## The problem:
Gather up every line from the entries below that uses the word "Предоставление".

## Data excerpts:
──────────────────────────────
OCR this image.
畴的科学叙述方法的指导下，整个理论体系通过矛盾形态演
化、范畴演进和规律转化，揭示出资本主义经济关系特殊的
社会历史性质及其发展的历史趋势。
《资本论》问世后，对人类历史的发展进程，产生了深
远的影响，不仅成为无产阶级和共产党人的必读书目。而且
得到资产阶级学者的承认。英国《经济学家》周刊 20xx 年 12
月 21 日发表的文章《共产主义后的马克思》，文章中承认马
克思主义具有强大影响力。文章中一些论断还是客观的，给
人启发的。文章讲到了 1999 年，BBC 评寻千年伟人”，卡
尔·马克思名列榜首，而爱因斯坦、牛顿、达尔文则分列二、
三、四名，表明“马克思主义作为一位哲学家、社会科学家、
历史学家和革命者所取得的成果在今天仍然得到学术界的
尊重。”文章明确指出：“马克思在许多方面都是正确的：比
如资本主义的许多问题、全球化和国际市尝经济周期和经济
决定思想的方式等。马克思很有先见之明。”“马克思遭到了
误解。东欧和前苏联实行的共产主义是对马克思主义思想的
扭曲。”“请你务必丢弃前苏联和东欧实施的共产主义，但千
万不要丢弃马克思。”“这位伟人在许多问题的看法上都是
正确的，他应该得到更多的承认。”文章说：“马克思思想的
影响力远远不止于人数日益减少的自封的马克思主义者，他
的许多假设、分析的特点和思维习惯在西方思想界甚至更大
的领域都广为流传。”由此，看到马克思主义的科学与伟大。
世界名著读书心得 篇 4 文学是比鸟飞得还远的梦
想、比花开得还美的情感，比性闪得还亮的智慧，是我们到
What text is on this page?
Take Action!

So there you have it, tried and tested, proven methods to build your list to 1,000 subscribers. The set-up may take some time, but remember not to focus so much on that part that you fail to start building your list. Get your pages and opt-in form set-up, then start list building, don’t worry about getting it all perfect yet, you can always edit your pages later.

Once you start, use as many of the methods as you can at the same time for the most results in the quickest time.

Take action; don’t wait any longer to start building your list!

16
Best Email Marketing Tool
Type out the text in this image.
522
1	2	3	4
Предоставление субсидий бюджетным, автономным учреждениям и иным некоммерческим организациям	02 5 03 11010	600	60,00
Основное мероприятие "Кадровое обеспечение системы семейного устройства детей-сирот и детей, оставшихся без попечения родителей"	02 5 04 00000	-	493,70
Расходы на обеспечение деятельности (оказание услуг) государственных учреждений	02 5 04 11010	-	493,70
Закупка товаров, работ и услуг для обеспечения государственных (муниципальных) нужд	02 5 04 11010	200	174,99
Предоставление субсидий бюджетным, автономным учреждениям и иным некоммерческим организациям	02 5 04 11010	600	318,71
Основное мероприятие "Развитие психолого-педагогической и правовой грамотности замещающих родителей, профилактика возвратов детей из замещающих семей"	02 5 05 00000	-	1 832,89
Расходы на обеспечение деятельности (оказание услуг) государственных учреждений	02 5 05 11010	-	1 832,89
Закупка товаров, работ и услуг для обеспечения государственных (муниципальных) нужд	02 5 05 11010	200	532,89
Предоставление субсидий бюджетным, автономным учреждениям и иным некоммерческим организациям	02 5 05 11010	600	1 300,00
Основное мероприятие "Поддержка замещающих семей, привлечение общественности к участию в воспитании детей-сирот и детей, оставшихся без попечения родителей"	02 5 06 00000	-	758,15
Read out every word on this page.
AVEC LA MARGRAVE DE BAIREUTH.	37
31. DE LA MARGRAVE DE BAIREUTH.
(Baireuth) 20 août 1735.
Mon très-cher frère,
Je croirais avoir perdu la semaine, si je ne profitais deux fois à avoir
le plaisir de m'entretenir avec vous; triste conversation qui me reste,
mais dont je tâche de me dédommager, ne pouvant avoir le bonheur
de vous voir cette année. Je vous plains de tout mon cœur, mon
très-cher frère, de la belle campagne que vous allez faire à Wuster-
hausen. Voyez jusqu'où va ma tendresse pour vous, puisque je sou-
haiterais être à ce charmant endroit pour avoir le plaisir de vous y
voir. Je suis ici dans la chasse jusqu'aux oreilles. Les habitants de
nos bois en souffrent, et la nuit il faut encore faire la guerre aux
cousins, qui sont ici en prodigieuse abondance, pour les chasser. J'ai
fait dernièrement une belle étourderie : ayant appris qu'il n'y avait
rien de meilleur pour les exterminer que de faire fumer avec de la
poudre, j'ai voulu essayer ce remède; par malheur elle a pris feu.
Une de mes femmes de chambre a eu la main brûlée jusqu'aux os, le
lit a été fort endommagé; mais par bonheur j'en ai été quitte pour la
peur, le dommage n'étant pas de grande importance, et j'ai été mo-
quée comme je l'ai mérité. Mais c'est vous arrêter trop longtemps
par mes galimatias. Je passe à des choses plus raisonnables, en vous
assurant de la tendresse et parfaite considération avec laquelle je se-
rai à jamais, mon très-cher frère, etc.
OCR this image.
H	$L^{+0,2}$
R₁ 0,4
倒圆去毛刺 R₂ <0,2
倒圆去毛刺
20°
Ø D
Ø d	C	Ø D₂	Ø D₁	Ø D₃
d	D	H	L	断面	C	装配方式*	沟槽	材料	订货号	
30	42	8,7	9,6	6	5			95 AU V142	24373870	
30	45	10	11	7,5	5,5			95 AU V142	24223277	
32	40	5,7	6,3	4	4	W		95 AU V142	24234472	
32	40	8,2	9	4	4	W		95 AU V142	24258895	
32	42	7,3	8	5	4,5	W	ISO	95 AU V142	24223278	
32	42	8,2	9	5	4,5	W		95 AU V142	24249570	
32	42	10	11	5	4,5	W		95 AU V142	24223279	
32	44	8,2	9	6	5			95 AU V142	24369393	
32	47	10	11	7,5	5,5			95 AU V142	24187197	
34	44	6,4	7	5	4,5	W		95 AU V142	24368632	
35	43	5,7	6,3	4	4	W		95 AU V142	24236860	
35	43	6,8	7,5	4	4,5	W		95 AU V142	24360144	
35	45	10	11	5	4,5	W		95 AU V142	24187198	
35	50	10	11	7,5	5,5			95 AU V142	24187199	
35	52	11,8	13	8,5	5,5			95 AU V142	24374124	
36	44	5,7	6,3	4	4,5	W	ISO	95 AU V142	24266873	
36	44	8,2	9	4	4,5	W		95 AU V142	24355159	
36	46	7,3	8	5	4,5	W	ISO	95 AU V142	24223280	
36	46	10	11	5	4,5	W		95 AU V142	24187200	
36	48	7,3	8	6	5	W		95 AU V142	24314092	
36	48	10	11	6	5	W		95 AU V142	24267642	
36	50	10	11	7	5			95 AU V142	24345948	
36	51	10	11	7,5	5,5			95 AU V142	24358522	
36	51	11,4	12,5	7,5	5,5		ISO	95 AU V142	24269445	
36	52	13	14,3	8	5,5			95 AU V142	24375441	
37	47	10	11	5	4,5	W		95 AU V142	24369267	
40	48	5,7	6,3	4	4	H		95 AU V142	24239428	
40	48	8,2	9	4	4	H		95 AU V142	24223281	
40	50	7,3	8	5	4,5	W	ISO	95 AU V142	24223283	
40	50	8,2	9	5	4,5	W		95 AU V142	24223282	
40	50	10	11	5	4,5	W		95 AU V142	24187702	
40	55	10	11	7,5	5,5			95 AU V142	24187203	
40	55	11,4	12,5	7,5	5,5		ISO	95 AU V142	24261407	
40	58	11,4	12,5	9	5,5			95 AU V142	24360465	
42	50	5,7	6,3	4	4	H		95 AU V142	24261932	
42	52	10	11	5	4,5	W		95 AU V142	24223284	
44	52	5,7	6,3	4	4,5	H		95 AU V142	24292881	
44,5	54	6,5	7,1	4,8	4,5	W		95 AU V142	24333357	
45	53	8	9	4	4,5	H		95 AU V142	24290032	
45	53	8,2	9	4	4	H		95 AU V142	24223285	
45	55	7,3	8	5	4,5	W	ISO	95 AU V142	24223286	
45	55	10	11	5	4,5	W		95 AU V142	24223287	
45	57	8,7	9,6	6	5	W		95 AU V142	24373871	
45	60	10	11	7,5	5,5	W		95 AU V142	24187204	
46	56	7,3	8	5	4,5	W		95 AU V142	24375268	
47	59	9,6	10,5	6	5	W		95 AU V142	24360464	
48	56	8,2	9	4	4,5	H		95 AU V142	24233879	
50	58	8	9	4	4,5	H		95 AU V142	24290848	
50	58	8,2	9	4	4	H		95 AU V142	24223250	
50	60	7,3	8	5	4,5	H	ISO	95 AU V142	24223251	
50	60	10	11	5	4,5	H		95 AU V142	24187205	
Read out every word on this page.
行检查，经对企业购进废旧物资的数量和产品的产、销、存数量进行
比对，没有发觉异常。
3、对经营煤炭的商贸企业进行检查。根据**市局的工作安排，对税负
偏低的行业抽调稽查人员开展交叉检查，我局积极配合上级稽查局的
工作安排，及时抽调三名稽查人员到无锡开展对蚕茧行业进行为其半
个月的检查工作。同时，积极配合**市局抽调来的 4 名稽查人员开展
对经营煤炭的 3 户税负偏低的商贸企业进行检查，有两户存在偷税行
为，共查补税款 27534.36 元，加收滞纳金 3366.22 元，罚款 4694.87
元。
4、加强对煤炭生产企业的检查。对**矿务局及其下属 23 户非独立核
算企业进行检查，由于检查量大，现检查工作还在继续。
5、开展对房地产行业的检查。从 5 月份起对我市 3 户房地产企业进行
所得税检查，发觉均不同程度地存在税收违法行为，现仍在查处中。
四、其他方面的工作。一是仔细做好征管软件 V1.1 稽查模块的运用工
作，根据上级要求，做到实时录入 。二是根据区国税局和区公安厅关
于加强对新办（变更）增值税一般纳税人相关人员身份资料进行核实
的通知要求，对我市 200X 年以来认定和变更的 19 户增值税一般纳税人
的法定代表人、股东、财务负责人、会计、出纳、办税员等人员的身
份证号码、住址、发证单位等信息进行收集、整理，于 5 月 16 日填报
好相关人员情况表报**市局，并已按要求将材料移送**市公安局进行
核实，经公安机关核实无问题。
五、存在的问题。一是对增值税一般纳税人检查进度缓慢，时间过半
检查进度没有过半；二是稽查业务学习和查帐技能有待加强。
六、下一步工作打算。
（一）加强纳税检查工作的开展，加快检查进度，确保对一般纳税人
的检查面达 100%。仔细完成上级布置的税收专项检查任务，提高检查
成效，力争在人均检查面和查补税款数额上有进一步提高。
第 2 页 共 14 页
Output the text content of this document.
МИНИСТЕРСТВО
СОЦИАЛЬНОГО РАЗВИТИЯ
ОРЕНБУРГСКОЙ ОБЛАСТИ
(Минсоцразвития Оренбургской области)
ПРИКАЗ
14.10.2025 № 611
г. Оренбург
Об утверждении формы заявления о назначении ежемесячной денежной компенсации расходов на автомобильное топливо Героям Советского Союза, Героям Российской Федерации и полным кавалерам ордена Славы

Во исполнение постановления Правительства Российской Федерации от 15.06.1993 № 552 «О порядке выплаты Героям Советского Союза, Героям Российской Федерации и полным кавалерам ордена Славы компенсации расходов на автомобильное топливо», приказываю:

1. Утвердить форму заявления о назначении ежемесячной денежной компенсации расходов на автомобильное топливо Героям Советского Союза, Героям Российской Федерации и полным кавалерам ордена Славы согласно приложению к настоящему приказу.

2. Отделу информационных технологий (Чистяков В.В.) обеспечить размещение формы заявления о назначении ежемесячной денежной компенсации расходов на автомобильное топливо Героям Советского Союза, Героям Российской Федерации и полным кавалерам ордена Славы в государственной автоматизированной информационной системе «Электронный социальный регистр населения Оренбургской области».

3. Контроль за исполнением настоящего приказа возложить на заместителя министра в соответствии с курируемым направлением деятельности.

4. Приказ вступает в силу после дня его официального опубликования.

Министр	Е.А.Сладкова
──────────────────────────────
## Result of this task:
Предоставление субсидий бюджетным, автономным учреждениям и иным некоммерческим организациям	02 5 03 11010	600	60,00
Предоставление субсидий бюджетным, автономным учреждениям и иным некоммерческим организациям	02 5 04 11010	600	318,71
Предоставление субсидий бюджетным, автономным учреждениям и иным некоммерческим организациям	02 5 05 11010	600	1 300,00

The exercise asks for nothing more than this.